*Trecho da página*.
━━━

Artigo De Enzo Scandurra
by Redação - 9/11/2016
“Apenas se levantarmos o olhar para
além dos anos que definem uma vida, entenderemos que a natureza não pode ser
domesticada, tem os seus ritmos, a sua vida: chamaram-na de Gaia pensando-a
como um gigantesco organismo vivo.”
A opinião é do engenheiro civil
italiano Enzo Scandurra, professor de desenvolvimento
sustentável para o ambiente e o território da Universidade de Roma “La Sapienza”, em artigo publicado no jornal Il Manifesto,
03-11-2016. A tradução é de Moisés
Sbardelotto.
Eis o texto.
Estão em curso duas grandes guerras: a dos homens
contra outros homens e a dos homens contra a natureza. Aparentemente
diferentes, combatidas com armas diferentes, elas estão reunidas sob o mesmo
objetivo: o domínio. A primeira guerra continua até hoje de modo totalmente
semelhante ao passado; a diferença está nas armas utilizadas. Não mais apenas
armas de fogo; agora, com armas financeiras mais poderosas, capazes de colocar
povos inteiros de joelhos, fazê-los passar fome sem derramar sangue.
E há uma luta contra a natureza que
tem data mais recente. Desde que o homem, tendo entrado na Modernidade, imaginou
ter que ser o proprietário do planeta que o gerou: o Livro da Natureza está
escrito nos símbolos da matemática, afirmava Galileu. Uma
guerra, desta vez, “justificada” pela necessidade do Desenvolvimento e do
Progresso: século soberbo e tolo, chamara Leopardi esta
nova era de domínio do homem.
Agora, essas duas guerras se unificaram em uma
única guerra: a guerra contra a vida ou contra a Criação (para quem tem fé),
seja ela representada por humanos, seja por todas as formas de manifestação da
natureza. As duas guerras se unificaram a tal ponto que é difícil distinguir
uma da outra. Os migrantes são a prova disso: há muitos que defendem que eles
são todos migrantes ambientais, ou seja, fogem de territórios que tornaram
inóspitos por causa das mudanças climáticas, pela exploração excessiva de
recursos por parte dos Conquistadores (raça especial de humanos), por falta de
comida, água, por ditaduras odiosas.

━━━

*Material fornecido*.
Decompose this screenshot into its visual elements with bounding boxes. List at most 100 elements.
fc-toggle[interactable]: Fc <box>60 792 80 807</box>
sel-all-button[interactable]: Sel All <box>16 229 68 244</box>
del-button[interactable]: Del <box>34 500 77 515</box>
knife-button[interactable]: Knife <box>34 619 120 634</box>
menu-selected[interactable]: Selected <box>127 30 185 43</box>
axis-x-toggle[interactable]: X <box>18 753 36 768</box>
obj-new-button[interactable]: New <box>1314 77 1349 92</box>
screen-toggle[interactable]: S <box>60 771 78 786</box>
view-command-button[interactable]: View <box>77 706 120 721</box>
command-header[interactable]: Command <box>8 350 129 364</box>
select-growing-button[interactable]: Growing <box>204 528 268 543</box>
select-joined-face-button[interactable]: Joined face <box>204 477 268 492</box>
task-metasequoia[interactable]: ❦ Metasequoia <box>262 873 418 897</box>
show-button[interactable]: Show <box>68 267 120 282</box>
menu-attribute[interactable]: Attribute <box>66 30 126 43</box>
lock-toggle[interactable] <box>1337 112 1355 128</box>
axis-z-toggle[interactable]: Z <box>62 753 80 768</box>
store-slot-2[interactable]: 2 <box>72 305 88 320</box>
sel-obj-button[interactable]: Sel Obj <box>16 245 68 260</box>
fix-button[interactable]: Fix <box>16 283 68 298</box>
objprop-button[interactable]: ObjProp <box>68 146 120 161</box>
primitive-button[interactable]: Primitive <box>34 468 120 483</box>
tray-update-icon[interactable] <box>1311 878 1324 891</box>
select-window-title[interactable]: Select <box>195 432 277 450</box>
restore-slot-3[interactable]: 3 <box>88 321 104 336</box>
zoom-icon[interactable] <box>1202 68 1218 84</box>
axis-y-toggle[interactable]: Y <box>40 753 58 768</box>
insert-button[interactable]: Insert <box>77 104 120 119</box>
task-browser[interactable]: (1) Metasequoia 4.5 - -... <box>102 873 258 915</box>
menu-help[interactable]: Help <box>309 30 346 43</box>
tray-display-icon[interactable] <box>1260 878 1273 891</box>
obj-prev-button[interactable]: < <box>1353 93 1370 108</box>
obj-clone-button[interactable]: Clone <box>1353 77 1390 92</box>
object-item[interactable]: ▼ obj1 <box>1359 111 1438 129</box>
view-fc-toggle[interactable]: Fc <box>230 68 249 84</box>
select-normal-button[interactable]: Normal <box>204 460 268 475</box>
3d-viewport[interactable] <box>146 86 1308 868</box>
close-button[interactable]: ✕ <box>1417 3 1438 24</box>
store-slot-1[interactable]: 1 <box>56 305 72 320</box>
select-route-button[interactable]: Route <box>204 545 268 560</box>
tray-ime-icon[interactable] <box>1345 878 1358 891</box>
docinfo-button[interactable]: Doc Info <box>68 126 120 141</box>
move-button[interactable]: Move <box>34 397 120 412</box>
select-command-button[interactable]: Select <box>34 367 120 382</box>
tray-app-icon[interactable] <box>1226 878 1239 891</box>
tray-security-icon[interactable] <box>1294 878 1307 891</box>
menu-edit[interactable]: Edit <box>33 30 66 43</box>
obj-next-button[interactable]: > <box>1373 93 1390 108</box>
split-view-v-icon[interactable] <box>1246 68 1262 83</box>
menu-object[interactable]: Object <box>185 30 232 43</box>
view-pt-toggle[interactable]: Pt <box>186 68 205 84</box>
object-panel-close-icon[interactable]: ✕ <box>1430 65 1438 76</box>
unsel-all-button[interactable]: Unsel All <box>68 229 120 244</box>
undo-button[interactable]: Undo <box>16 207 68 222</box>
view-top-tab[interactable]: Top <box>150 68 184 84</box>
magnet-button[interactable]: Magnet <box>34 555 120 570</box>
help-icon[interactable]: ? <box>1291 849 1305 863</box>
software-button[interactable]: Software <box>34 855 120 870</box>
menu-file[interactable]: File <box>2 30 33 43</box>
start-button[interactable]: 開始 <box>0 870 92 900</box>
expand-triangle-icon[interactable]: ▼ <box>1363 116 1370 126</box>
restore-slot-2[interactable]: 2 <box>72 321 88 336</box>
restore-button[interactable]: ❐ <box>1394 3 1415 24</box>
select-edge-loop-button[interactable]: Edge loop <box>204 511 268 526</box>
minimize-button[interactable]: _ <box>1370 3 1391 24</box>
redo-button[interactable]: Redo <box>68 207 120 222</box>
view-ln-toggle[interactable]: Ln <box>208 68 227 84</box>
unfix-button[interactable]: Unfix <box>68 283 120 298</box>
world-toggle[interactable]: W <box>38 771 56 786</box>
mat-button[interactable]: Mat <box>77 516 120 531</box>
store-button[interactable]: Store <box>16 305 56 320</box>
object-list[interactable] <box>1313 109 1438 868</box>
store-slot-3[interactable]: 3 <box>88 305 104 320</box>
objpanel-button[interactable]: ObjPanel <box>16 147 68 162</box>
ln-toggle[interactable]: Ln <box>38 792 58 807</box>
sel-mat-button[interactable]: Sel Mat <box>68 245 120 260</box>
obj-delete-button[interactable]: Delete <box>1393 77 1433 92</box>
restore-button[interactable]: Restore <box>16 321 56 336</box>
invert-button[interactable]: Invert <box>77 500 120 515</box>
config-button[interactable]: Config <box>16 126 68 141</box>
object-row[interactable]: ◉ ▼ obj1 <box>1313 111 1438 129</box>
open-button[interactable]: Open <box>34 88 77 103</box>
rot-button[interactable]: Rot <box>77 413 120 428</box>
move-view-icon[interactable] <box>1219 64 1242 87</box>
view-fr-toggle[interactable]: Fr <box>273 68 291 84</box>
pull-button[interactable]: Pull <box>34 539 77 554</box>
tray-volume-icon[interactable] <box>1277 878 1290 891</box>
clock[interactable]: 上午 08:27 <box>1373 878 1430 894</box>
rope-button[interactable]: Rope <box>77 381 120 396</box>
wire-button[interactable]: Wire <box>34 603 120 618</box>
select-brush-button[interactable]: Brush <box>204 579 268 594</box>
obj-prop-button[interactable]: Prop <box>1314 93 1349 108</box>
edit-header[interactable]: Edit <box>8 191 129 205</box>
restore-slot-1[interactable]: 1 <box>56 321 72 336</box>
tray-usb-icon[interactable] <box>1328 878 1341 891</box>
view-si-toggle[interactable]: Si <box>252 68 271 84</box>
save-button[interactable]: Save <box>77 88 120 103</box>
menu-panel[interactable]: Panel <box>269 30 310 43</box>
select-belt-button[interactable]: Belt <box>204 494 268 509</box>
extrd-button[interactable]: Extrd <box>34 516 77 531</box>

━━━

*Instruções e requisitos*. Dê a continuação do artigo sobre as duas guerras, a dos homens contra outros homens e a dos homens contra a natureza, começando logo após a última frase apresentada.

*Resposta da tarefa*.
A segunda dessas guerras terá um fim
já marcado: a vitória da natureza, porque é uma guerra assimétrica, porque a
criatura que destrói o ambiente destrói a si mesma; é como cortar o galho da
árvore sobre o qual estamos sentados. Não temos outro planeta para emigrar:
apenas este nos é dado. É ainda Bateson que nos lembra que vivemos em
uma casa de vidro, e, em uma casa de vidro, antes de atirar pedras, é preciso
pensar bem.
O “monstro” foi chamada aquela força obscura e
poderosa que nasce das vísceras do planeta e atinge às cegas o solo onde a vida
se desenvolve, sacudindo-o e contorcendo-o como se fosse papelão; redesenhando
novas geografias, indiferente a tudo o que o homem produziu, incluindo as suas
obras de arte. E só o fato de tê-lo definido como “monstro” nos faz parecer
crianças assustadas.
Desde sempre, à natureza foi
conferido um duplo nome: benigna, quando ela nos dá os seus frutos; maligna, e
agora “monstro”, quando revela o seu rosto feroz. Estamos assistindo ao
desaparecimento dos Apeninos, alguns profetizam. Mas,
antigamente, os Apeninos não existiam. Apenas se
levantarmos o olhar para além dos anos que definem uma vida, entenderemos que a
natureza não pode ser domesticada, tem os seus ritmos, a sua vida: chamaram-na
de Gaia pensando-a como um gigantesco
organismo vivo.
Agora, é hora de luto e de silêncios. O domínio
sobre a natureza nos parece ser totalmente fora de medida. E faz refletir
aquele pastor, ou aquele idoso que não quer abandonar a própria casa. Há uma
sabedoria, que nós, modernos, chamamos de inconsciência ou, pior, de
ignorância: ele quer continuar convivendo com o “monstro”, como fizeram, antes
dele, os seus antepassados. Porque perder a própria casa, o próprio teto e a
própria terra é ficar órfãos para sempre, significa morrer órfãos. É preciso um
idoso ou um pastor para reconhecer essa sensação, para se sentir em sintonia
com a natureza, mesmo quando ela mostra o seu rosto impiedoso e indiferente, e
é preciso um vilarejo para viver.
Conviver é o verbo certo; dominar, o
errado. A Modernidade confundiu os verbos; a natureza
nos restitui as coordenadas certas. Nestes dias, colado à televisão, muitas
vezes tenho fiz a mesma pergunta: onde estão os animais naqueles territórios
devastados: eles também migraram?
(EcoDebate, 09/11/2016) publicado pela IHU On-line, parceira
editorial da revista eletrônica EcoDebate na socialização da informação.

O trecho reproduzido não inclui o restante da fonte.